Tasks and exercises:
1. Translate this sentence from the TG-IR system description into Spanish: "All hardware components—including SilcoSteel liners and ZGCell optical windows—are inert, low-background, and compatible with aggressive analytes (e.g., HCl, HF, SO₂)."
2. Continue the TG-IR system description, starting after its final sentence about audit trail logs.

Passage for review:
--- START ---
Sample Compatibility & Compliance

The TG-IR system accommodates solid and powdered samples (typically 1–20 mg) across polymers, pharmaceuticals, catalysts, battery materials, and inorganic hydrates. It supports ASTM E1131 (standard test method for compositional analysis by thermogravimetry), ISO 11358 (polymer thermal degradation characterization), and USP residual solvent profiling workflows. All hardware components—including SilcoSteel liners and ZGCell optical windows—are inert, low-background, and compatible with aggressive analytes (e.g., HCl, HF, SO₂). System validation protocols align with ICH Q5C (stability testing of biotechnological/biological products) and FDA guidance on thermal degradation pathway elucidation in drug substance development.

Software & Data Management

Data correlation is performed within PerkinElmer’s unified software ecosystem. Pyris™ provides full TGA control, derivative (DTG) calculation, and kinetic modeling (e.g., Flynn–Wall–Ozawa, Kissinger). Spectrum™ TimeBase enables time-stamped spectral acquisition, dynamic baseline correction, and multivariate analysis (PCA, MCR-ALS) for component deconvolution in complex EGA profiles. Raw and processed datasets are stored in vendor-neutral .spc and .xml formats, supporting third-party integration via ASTM E1394-compliant data exchange. Audit trail logs record all parameter changes, calibration events, and user actions—essential for regulatory submissions under FDA, EMA, or PMDA review.
--- END ---
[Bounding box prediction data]
--- START ---
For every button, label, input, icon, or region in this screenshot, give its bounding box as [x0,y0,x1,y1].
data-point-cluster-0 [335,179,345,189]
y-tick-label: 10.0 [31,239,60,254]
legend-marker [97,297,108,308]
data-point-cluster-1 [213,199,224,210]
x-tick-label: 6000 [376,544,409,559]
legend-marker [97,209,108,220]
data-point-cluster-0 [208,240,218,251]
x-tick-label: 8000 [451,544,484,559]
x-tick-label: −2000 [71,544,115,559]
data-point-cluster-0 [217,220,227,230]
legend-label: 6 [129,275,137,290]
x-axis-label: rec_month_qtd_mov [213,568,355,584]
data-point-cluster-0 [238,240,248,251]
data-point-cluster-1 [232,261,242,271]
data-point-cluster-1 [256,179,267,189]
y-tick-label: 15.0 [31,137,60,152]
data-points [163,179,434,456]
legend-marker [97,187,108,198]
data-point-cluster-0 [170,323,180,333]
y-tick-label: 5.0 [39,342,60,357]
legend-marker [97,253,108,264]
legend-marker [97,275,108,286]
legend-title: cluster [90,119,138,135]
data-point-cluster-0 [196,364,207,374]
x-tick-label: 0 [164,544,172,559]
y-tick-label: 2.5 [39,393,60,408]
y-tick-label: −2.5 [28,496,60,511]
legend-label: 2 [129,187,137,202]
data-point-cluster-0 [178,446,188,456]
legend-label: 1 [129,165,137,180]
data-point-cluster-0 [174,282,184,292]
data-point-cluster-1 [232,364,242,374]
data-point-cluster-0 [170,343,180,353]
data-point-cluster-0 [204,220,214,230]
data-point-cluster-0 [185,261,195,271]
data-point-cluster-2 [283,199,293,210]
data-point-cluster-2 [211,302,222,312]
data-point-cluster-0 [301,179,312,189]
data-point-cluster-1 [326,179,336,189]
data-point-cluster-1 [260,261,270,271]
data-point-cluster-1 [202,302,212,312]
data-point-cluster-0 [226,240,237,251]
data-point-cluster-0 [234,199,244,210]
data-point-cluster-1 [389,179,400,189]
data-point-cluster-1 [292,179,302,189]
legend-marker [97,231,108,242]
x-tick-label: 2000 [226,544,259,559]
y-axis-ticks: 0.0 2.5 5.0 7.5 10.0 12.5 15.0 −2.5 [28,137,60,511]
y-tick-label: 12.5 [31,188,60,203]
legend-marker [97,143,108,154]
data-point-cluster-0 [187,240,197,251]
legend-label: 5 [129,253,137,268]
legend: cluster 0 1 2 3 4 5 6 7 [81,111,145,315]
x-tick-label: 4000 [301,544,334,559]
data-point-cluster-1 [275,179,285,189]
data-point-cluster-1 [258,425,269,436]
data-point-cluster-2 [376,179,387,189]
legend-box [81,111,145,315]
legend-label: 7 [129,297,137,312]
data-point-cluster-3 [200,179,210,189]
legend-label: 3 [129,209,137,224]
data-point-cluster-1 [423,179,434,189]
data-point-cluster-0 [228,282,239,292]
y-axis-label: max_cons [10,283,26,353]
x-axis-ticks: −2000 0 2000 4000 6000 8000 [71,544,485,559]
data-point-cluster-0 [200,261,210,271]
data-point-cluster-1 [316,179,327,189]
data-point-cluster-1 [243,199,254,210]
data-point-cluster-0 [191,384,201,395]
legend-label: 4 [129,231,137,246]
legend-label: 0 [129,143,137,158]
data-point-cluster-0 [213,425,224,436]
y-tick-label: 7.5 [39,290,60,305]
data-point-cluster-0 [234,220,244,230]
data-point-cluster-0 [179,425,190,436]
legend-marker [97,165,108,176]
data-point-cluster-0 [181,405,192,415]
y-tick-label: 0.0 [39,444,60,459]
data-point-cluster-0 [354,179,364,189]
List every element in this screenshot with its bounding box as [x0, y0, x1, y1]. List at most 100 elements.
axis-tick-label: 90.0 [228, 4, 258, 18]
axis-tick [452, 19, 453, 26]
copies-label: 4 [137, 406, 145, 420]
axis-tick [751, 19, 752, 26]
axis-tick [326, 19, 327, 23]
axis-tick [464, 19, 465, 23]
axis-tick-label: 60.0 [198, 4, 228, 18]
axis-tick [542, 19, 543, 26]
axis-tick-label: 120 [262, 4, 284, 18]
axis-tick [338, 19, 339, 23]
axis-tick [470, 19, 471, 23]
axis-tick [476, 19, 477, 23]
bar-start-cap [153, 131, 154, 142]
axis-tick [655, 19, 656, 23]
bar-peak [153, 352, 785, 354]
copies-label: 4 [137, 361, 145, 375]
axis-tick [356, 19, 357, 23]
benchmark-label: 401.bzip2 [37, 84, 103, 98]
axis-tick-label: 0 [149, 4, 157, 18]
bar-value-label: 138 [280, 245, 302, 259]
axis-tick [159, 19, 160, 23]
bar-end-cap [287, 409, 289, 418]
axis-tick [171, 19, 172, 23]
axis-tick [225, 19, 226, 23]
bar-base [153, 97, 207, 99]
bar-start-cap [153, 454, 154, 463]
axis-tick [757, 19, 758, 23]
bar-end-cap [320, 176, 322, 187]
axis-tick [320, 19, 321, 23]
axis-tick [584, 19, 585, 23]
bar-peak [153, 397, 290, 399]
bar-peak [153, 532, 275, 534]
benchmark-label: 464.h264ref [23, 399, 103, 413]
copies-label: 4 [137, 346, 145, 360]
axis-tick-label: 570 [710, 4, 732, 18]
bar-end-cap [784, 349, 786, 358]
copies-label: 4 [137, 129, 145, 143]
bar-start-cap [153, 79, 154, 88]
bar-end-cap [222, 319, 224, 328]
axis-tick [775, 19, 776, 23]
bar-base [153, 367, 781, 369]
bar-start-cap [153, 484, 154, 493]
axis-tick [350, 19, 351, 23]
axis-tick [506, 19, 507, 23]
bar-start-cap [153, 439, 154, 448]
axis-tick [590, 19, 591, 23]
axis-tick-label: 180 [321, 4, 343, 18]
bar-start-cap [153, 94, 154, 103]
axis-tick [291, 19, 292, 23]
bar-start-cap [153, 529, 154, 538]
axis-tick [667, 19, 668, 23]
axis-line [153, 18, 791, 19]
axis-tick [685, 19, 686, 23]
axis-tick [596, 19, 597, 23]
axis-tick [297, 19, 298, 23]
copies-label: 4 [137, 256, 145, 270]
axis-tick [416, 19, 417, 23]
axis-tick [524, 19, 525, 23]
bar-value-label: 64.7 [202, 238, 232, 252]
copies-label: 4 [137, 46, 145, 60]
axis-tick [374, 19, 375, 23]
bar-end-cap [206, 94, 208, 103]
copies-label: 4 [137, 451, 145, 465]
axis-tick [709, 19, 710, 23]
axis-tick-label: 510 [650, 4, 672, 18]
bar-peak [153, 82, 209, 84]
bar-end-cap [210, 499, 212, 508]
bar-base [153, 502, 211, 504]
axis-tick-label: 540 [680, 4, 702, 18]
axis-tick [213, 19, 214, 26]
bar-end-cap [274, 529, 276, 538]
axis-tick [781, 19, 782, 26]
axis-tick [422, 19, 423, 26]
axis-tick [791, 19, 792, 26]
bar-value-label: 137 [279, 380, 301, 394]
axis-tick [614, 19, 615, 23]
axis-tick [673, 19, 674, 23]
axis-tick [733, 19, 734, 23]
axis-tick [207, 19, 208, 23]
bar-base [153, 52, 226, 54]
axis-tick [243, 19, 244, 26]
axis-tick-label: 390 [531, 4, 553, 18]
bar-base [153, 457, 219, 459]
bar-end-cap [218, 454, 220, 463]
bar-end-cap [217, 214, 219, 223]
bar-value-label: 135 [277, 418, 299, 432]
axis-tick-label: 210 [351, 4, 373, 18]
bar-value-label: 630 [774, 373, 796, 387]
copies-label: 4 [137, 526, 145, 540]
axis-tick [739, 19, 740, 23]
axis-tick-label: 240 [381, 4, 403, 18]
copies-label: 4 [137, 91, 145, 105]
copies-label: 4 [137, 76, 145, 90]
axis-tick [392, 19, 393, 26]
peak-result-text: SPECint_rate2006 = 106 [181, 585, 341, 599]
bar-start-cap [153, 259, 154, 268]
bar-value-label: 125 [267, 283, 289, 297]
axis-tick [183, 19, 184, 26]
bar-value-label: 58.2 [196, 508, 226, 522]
--- END ---
Results of the exercise:
1. Todos los componentes de hardware, incluidos los revestimientos SilcoSteel y las ventanas ópticas ZGCell, son inertes, de baja señal de fondo y compatibles con analitos agresivos (p. ej., HCl, HF, SO₂).

2.
Applications

• Identification of decomposition intermediates in polymer thermal stability studies (e.g., PVC dehydrochlorination, polyimide imidization)
• Residual solvent mapping and quantification in active pharmaceutical ingredients (APIs) per ICH Q3C guidelines
• Monitoring catalytic coke formation and regeneration chemistry in zeolite-supported systems
• Characterizing hydration/dehydration steps in metal–organic frameworks (MOFs) and layered double hydroxides (LDHs)
• Elucidating pyrolysis mechanisms in biomass-derived chars and carbonaceous electrode materials

FAQ

How does the TL8000 transfer line differ from conventional heated capillaries?
The TL8000 incorporates active zone heating, pressure-balanced flow dynamics, and SilcoSteel surface passivation—eliminating cold spots and minimizing wall-catalyzed reactions that distort speciation profiles.
Can the ZGCell operate under vacuum or controlled purge gas environments?
Yes—the ZGCell supports both dynamic N₂/He purge and static vacuum configurations, with programmable flow rates (0–500 mL/min) and pressure monitoring integrated into the control unit.
Is spectral library matching supported for evolved gas identification?
Spectrum software includes built-in libraries (e.g., Hummel Polymer Additives, NIST EPA, and PerkinElmer EGA Reference Collection) with customizable search parameters including spectral subtraction and band ratio analysis.
What level of synchronization accuracy is achieved between TGA mass loss and FTIR spectral acquisition?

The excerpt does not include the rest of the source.